[CHALLENGE]: Reproduce all records verbatim.

[MATERIAL SUPPLIED]:
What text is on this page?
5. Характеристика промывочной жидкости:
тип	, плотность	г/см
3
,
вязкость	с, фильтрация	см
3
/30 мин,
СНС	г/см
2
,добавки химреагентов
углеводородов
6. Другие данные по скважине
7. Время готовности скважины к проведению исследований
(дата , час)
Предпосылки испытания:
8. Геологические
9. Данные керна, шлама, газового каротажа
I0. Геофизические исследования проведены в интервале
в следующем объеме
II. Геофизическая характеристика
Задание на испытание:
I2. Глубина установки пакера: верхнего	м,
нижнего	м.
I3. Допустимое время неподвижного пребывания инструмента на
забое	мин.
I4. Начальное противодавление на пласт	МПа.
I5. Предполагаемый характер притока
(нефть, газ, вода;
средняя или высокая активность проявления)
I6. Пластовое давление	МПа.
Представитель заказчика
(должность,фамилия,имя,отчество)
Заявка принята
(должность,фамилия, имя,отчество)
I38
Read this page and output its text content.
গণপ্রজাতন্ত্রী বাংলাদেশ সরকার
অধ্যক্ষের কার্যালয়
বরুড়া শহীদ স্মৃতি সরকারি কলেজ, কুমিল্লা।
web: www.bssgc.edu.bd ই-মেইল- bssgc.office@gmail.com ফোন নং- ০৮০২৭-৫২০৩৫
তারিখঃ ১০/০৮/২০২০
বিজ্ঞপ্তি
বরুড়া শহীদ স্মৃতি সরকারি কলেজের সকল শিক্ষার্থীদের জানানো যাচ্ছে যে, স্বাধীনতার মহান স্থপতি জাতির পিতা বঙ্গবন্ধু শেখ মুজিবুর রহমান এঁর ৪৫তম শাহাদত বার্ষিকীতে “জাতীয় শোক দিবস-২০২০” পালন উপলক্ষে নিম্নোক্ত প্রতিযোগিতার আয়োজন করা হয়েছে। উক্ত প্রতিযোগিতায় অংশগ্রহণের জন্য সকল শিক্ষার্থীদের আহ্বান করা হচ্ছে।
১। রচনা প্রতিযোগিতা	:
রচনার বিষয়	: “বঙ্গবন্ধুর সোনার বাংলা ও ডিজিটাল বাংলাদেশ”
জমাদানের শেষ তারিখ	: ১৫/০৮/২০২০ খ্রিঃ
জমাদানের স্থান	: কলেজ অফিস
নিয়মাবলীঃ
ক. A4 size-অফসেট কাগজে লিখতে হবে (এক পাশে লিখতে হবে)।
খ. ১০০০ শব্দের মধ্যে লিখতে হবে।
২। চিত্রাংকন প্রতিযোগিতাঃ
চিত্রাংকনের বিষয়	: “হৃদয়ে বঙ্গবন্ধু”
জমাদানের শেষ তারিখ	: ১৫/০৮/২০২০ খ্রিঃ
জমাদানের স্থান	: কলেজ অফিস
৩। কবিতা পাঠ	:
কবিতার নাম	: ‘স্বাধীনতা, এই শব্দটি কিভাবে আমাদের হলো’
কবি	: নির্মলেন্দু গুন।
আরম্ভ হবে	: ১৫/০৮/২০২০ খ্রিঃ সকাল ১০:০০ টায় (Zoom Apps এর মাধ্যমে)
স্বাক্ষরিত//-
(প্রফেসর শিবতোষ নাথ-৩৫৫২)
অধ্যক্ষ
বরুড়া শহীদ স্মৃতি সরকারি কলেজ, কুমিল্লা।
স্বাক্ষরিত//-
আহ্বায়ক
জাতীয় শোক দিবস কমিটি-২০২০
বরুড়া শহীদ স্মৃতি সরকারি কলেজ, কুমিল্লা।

[FINISHED TASK]:
What text is on this page?
5. Характеристика промывочной жидкости:
тип	, плотность	г/см
3
,
вязкость	с, фильтрация	см
3
/30 мин,
СНС	г/см
2
,добавки химреагентов
углеводородов
6. Другие данные по скважине
7. Время готовности скважины к проведению исследований
(дата , час)
Предпосылки испытания:
8. Геологические
9. Данные керна, шлама, газового каротажа
I0. Геофизические исследования проведены в интервале
в следующем объеме
II. Геофизическая характеристика
Задание на испытание:
I2. Глубина установки пакера: верхнего	м,
нижнего	м.
I3. Допустимое время неподвижного пребывания инструмента на
забое	мин.
I4. Начальное противодавление на пласт	МПа.
I5. Предполагаемый характер притока
(нефть, газ, вода;
средняя или высокая активность проявления)
I6. Пластовое давление	МПа.
Представитель заказчика
(должность,фамилия,имя,отчество)
Заявка принята
(должность,фамилия, имя,отчество)
I38
Read this page and output its text content.
গণপ্রজাতন্ত্রী বাংলাদেশ সরকার
অধ্যক্ষের কার্যালয়
বরুড়া শহীদ স্মৃতি সরকারি কলেজ, কুমিল্লা।
web: www.bssgc.edu.bd ই-মেইল- bssgc.office@gmail.com ফোন নং- ০৮০২৭-৫২০৩৫
তারিখঃ ১০/০৮/২০২০
বিজ্ঞপ্তি
বরুড়া শহীদ স্মৃতি সরকারি কলেজের সকল শিক্ষার্থীদের জানানো যাচ্ছে যে, স্বাধীনতার মহান স্থপতি জাতির পিতা বঙ্গবন্ধু শেখ মুজিবুর রহমান এঁর ৪৫তম শাহাদত বার্ষিকীতে “জাতীয় শোক দিবস-২০২০” পালন উপলক্ষে নিম্নোক্ত প্রতিযোগিতার আয়োজন করা হয়েছে। উক্ত প্রতিযোগিতায় অংশগ্রহণের জন্য সকল শিক্ষার্থীদের আহ্বান করা হচ্ছে।
১। রচনা প্রতিযোগিতা	:
রচনার বিষয়	: “বঙ্গবন্ধুর সোনার বাংলা ও ডিজিটাল বাংলাদেশ”
জমাদানের শেষ তারিখ	: ১৫/০৮/২০২০ খ্রিঃ
জমাদানের স্থান	: কলেজ অফিস
নিয়মাবলীঃ
ক. A4 size-অফসেট কাগজে লিখতে হবে (এক পাশে লিখতে হবে)।
খ. ১০০০ শব্দের মধ্যে লিখতে হবে।
২। চিত্রাংকন প্রতিযোগিতাঃ
চিত্রাংকনের বিষয়	: “হৃদয়ে বঙ্গবন্ধু”
জমাদানের শেষ তারিখ	: ১৫/০৮/২০২০ খ্রিঃ
জমাদানের স্থান	: কলেজ অফিস
৩। কবিতা পাঠ	:
কবিতার নাম	: ‘স্বাধীনতা, এই শব্দটি কিভাবে আমাদের হলো’
কবি	: নির্মলেন্দু গুন।
আরম্ভ হবে	: ১৫/০৮/২০২০ খ্রিঃ সকাল ১০:০০ টায় (Zoom Apps এর মাধ্যমে)
স্বাক্ষরিত//-
(প্রফেসর শিবতোষ নাথ-৩৫৫২)
অধ্যক্ষ
বরুড়া শহীদ স্মৃতি সরকারি কলেজ, কুমিল্লা।
স্বাক্ষরিত//-
আহ্বায়ক
জাতীয় শোক দিবস কমিটি-২০২০
বরুড়া শহীদ স্মৃতি সরকারি কলেজ, কুমিল্লা।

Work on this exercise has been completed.